(Vos tâches)
**A.** Traduisez en anglais cette phrase de l'extrait sur la réforme liturgique : « L'affirmation conciliaire de la centralité de la liturgie et de l'Eucharistie impliqua qu'un nombre non négligeable de pasteurs supprimèrent de nombreuses pratiques populaires, du fait que la religiosité populaire se manifeste, en de multiples occasions, sous d'autres formes que celles prévues par les textes liturgiques officiels. »
**B.** Recopiez le passage de l'extrait sur la réforme liturgique qui va de « L'affirmation conciliaire de » jusqu'à « textes liturgiques officiels. » inclus.
**C.** Poursuivez l'extrait sur la réforme liturgique après sa dernière phrase.

L'affirmation conciliaire de la centralité de la liturgie et de l'Eucharistie impliqua qu'un nombre non négligeable de pasteurs supprimèrent de nombreuses pratiques populaires, du fait que la religiosité populaire se manifeste, en de multiples occasions, sous d'autres formes que celles prévues par les textes liturgiques officiels.

La réforme soulignait également la grande importance que devait avoir les Saintes Écritures dans les célébrations liturgiques. Et, par conséquent, on évalua de façon négative la présence biblique limitée dans les événements populaires, dont beaucoup sont pauvres en théologie et en citations bibliques, mais riche de sentimentalité.

(Données)
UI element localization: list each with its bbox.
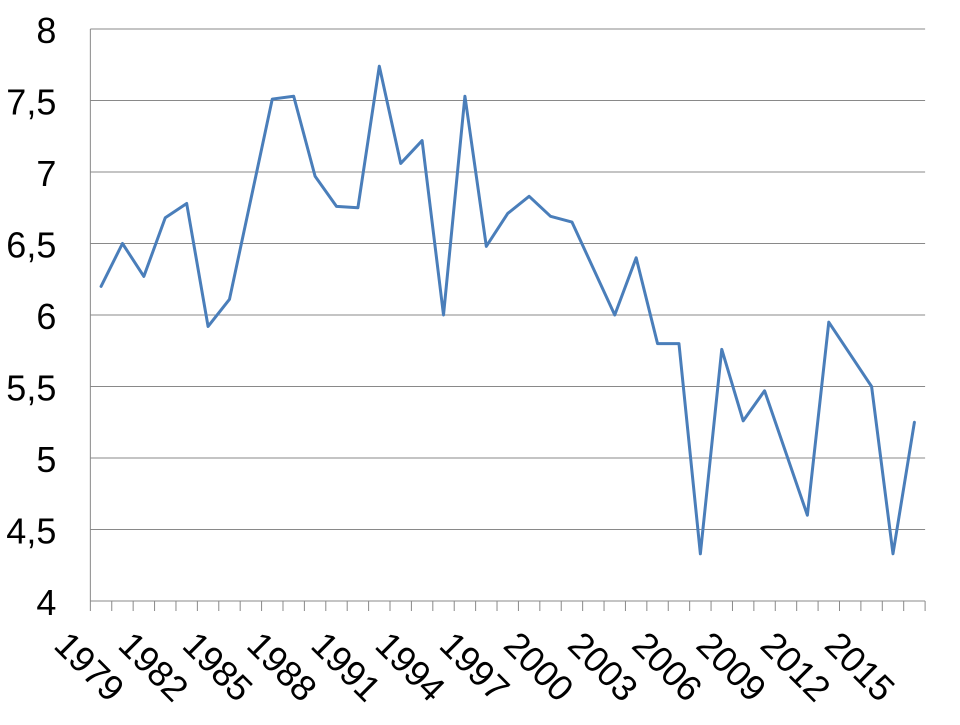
---
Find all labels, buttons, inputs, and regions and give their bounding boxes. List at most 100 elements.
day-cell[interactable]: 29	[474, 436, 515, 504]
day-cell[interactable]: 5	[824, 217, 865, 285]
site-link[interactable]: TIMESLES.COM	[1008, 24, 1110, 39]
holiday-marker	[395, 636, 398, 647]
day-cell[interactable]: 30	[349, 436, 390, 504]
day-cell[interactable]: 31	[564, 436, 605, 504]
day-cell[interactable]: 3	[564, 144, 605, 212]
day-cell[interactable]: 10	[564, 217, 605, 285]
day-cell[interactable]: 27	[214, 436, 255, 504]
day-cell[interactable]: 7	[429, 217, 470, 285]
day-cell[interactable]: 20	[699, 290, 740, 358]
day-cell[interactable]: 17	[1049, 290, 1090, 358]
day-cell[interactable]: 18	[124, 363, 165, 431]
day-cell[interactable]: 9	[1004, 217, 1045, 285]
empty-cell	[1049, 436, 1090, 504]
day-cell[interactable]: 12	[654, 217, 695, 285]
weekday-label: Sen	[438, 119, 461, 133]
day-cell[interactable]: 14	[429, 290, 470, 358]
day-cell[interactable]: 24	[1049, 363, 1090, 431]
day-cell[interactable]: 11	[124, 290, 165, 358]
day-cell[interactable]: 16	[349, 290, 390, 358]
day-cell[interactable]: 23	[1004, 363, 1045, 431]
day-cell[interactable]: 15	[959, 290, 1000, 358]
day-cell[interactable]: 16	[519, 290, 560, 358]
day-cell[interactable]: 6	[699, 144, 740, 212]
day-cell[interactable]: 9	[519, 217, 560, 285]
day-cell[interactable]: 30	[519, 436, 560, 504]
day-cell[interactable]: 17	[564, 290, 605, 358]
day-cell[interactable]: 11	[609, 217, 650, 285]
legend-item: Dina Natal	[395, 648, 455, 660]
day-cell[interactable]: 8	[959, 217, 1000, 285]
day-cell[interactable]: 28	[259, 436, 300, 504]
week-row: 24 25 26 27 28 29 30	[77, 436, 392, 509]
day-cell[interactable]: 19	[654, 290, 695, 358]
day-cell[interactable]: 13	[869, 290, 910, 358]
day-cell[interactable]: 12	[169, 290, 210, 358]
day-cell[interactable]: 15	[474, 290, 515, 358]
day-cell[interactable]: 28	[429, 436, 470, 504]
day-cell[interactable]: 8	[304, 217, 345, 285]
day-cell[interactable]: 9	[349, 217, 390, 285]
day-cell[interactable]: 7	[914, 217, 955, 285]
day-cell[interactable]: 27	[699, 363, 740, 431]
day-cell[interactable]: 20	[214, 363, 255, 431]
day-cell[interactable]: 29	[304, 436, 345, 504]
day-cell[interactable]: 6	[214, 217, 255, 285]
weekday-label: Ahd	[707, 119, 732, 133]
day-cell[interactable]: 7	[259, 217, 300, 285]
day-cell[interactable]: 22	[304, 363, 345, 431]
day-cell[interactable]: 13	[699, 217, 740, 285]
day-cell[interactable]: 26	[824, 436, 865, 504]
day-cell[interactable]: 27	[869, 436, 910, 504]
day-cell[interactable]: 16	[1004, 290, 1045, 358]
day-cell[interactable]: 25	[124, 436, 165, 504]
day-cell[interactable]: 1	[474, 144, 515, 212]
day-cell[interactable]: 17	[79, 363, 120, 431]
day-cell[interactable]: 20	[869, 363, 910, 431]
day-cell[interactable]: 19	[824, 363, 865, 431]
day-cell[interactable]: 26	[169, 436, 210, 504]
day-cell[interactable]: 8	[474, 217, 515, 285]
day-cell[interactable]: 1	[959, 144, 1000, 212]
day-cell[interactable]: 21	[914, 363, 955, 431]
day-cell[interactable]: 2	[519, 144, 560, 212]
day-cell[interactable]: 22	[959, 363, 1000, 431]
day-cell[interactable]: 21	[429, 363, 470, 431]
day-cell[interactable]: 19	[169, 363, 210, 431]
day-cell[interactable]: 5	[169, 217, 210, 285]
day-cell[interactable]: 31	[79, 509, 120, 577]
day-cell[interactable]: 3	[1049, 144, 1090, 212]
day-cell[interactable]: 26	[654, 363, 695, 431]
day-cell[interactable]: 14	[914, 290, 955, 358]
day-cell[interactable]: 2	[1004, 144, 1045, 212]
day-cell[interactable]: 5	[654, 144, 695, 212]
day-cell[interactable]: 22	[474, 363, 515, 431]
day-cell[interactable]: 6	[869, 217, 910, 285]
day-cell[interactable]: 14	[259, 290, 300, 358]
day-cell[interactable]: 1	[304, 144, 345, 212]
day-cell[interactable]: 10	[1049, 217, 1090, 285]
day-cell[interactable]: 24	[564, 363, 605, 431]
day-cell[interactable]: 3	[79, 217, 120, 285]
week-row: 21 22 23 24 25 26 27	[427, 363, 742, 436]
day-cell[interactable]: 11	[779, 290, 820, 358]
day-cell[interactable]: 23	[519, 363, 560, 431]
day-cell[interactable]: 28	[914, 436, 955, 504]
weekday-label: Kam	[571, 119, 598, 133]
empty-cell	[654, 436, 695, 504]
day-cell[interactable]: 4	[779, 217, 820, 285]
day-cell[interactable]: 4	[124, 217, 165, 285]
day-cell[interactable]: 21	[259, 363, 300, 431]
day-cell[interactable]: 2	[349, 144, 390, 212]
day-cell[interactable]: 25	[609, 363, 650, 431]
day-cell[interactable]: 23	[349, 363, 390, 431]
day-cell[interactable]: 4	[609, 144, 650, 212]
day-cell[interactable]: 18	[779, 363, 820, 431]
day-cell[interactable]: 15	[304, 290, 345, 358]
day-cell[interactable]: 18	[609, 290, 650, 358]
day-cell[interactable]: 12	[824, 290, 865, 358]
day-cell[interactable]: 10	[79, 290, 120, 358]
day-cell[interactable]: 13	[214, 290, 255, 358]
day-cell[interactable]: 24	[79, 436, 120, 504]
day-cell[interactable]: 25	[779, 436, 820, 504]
...
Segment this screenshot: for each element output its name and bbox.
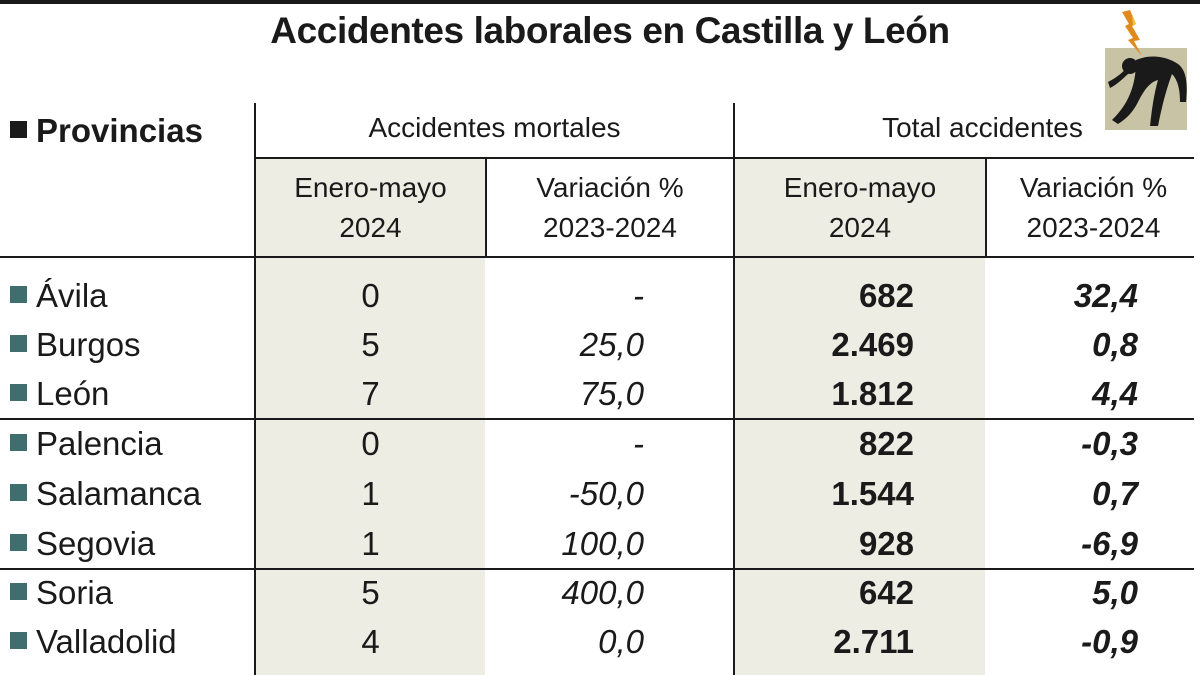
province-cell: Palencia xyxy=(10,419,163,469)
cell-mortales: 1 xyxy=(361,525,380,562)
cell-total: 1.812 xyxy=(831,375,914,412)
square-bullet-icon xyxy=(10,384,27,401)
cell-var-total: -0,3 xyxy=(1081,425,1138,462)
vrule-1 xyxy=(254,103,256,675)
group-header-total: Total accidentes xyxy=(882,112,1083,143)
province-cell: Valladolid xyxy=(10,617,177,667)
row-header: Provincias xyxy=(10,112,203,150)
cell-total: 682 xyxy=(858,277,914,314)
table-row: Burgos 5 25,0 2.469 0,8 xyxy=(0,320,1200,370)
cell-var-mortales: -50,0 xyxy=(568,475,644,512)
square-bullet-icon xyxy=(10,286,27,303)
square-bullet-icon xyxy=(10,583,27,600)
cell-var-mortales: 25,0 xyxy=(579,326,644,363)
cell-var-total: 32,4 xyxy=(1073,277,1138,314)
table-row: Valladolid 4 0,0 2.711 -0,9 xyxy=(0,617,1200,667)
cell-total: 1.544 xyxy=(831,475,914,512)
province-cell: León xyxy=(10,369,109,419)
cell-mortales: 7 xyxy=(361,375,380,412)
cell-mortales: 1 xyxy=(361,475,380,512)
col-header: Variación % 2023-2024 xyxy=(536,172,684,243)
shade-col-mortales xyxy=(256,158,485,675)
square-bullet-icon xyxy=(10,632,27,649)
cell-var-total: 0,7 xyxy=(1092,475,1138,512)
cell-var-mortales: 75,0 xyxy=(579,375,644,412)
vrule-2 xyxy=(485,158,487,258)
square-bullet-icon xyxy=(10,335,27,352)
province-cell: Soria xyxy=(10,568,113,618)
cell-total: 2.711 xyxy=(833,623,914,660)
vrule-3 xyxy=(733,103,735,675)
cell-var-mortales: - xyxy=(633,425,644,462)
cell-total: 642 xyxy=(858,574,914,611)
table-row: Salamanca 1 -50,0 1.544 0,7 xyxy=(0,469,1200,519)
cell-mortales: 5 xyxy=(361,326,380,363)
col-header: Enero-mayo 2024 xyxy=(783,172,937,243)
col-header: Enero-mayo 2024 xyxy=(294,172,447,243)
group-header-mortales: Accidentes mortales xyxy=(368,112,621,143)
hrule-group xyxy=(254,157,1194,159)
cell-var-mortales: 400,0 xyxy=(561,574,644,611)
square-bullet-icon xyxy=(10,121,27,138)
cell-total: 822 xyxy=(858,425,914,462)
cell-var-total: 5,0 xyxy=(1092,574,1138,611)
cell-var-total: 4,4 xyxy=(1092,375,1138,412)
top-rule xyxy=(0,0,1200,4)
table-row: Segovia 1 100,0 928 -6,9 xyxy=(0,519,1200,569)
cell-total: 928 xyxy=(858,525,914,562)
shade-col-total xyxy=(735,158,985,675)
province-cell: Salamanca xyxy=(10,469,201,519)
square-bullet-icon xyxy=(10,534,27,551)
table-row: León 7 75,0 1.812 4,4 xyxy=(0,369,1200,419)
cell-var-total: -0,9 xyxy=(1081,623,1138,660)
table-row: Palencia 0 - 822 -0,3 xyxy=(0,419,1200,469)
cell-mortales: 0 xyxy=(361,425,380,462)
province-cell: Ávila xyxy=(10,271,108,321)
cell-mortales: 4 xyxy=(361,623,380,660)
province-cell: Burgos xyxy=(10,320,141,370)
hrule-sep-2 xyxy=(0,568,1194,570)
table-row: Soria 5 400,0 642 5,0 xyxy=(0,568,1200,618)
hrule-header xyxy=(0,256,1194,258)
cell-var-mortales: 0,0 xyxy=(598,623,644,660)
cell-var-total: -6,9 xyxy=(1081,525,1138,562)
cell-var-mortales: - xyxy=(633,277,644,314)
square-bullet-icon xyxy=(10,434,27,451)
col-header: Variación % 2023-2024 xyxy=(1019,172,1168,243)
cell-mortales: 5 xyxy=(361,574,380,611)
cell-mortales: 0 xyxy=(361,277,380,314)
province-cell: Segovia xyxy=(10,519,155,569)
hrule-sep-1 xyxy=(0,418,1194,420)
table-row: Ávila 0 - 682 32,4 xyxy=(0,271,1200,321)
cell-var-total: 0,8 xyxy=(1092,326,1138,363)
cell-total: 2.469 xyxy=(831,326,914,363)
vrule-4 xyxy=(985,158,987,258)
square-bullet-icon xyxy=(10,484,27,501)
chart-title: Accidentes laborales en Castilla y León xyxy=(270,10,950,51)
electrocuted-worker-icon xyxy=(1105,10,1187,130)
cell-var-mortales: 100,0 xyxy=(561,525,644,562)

(Réponses)
**A.** The Council's affirmation of the centrality of the liturgy and of the Eucharist meant that a not insignificant number of pastors did away with many popular practices, because popular religiosity shows itself, on many occasions, in forms other than those laid down by the official liturgical texts.

**B.**
L'affirmation conciliaire de la centralité de la liturgie et de l'Eucharistie impliqua qu'un nombre non négligeable de pasteurs supprimèrent de nombreuses pratiques populaires, du fait que la religiosité populaire se manifeste, en de multiples occasions, sous d'autres formes que celles prévues par les textes liturgiques officiels.

**C.**
La promulgation de la Constitution «Sacrosanctum Concilium», en 1963, coïncida avec l'un des moments où le mouvement de sécularisation eut la plus grande force, et cela influença l'application des réformes conciliaires. A partir de ce contexte, on assigna à la liturgie un engagement temporel fort, avec l'acquisition d'un ton prophétique, la dénonciation des situations sociales de péché et l'invitation à l'engagement. Pour cette raison, la piété populaire fut évaluée négativement, lui attribuant un effet anesthésiant face aux problèmes sociaux.
Tous ces éléments, qui ont été présents d'une manière ou d'une autre lors de la réforme liturgique post-conciliaire, se traduisirent par la suppression aveugle et arbitraire des pratiques de piété populaire.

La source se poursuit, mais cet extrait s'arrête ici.